## Directive
Reproduce word for word the stretch of the sales and marketing strategy text from "Before starting your" through "School of Management)".

## Document passage
** start **
Figure 1. Skeleton of a simplified Sales & Marketing Strategy template

Before starting your strategy document, you’ll also need to choose a proven strategic framework to ensure you’re doing the right decisions. A strategic framework is a visual representation or logical flow of how strategic thinking should be implemented, including a guideline for adjustments in case things are not working appropriately. Below (Figure 1) you can find the four most popular strategic frameworks used in Sales & Marketing:

Figure 2. List of most popular strategic frameworks (Kellogg School of Management)

Based on my experience, I would recommend the G-STIC framework to small and medium-size companies, or those below 500 employees and less than $100 million in revenue 🏢 G-STIC provides a very solid approach to strategy while having a good level of flexibility and dynamism, so you can steer the ship in different directions almost on weekly basis 🚢

Figure 3. G-STIC framework by Alex Chernev (Strategic Marketing Management, 2nd Edition)

The greatest thing about G-STIC is that you can move linearly up and down the pyramid, if something goes wrong. For example, if your metrics look poor, you simply go one level up to Implementation and see if you did something wrong. If your Implementation looks good, then you can go up to the Tactics and see is there something wrong there. You can do the same process up to Strategy or, ultimately, you could even run into the original Goal (at the top of the pyramid) being too unrealistic. G-STIC is a top-down strategic approach that has consistently delivered great results in my entire career 🏆

Let’s jump onto the actual Sales & Marketing Strategy now 👇

 

1 Executive Summary

Here’s where your actual strategy document starts. The executive summary is the preamble for the marketing plan, which includes a description of the current market situation and the potential changes that will affect the business in the future.

After all, a strategy is just a plan to tackle two fundamental things:

  • how to achieve an overarching goal
  • a high-level proposed course of action to handle market changes and reduce negative impact

Example:

 

 

2 Situation Analysis

This section is a deep-dive into the Executive Summary, and aims to provide an overall evaluation of the company and the context in which it is operating, as well as identifying the markets in which it will compete 🥊

The purpose of the Situation Analysis section is to study whether the actual context and the frame of operations of the company allow for this plan to happen or not. Or, in plain words, what is the actual situation and all internal and external forces that can affect the company during the execution of this plan.

The Situation Analysis should include:

  • the company overview: strategic goals, current processes, assets and offerings
  • the market overview: characteristics of the market the company is targeting with this plan, including its size, needs (product-market fit) and competition landscape

💡Tip → it’s usually a good idea to use the SWOT Analysis tool or similar to map out the situation analysis for the company overview against the market characteristics.
** end **
## Dataset extract
** start **
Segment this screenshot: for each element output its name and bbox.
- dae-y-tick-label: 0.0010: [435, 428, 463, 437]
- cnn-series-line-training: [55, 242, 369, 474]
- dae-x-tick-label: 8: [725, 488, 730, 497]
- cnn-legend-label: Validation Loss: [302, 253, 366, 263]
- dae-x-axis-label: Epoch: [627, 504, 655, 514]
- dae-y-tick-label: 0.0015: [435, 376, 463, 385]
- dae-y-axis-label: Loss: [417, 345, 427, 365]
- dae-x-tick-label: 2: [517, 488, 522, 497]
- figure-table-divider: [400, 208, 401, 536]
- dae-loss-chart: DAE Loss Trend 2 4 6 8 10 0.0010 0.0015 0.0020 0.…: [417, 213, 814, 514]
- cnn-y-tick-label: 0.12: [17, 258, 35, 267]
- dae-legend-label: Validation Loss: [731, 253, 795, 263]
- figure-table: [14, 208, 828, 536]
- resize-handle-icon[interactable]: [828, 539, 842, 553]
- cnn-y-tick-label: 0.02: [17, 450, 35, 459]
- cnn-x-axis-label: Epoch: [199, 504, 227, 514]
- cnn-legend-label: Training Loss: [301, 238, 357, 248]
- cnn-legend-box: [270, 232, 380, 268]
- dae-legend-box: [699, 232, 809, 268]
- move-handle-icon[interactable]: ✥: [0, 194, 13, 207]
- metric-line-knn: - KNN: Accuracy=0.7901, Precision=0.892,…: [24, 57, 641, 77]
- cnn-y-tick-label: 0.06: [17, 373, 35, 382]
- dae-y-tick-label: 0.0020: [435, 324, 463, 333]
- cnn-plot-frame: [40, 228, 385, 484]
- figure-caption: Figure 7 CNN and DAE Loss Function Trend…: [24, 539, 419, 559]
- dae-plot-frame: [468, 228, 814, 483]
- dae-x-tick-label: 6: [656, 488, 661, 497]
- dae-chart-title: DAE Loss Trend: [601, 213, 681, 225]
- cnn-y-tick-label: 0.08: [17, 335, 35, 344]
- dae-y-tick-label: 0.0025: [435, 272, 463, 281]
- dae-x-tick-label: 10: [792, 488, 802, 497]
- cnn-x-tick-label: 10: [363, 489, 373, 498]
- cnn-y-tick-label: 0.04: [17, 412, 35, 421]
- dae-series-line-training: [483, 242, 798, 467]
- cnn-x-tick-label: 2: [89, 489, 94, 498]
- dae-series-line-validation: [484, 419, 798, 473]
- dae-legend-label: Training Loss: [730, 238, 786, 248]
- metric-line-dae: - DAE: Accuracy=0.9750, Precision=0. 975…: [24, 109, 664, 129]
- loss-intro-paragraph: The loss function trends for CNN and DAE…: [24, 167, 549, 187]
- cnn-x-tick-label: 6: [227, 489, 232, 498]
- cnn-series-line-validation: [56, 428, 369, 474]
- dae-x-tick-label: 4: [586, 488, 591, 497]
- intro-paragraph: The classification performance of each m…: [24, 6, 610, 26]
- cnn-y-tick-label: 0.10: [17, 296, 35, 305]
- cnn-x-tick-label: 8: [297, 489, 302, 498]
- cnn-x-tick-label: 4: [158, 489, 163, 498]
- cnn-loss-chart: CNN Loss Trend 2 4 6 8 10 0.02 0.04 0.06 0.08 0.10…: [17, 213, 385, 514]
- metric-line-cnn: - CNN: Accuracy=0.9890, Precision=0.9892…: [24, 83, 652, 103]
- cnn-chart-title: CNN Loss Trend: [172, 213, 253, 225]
** end **
## Answer
Before starting your strategy document, you’ll also need to choose a proven strategic framework to ensure you’re doing the right decisions. A strategic framework is a visual representation or logical flow of how strategic thinking should be implemented, including a guideline for adjustments in case things are not working appropriately. Below (Figure 1) you can find the four most popular strategic frameworks used in Sales & Marketing:

Figure 2. List of most popular strategic frameworks (Kellogg School of Management)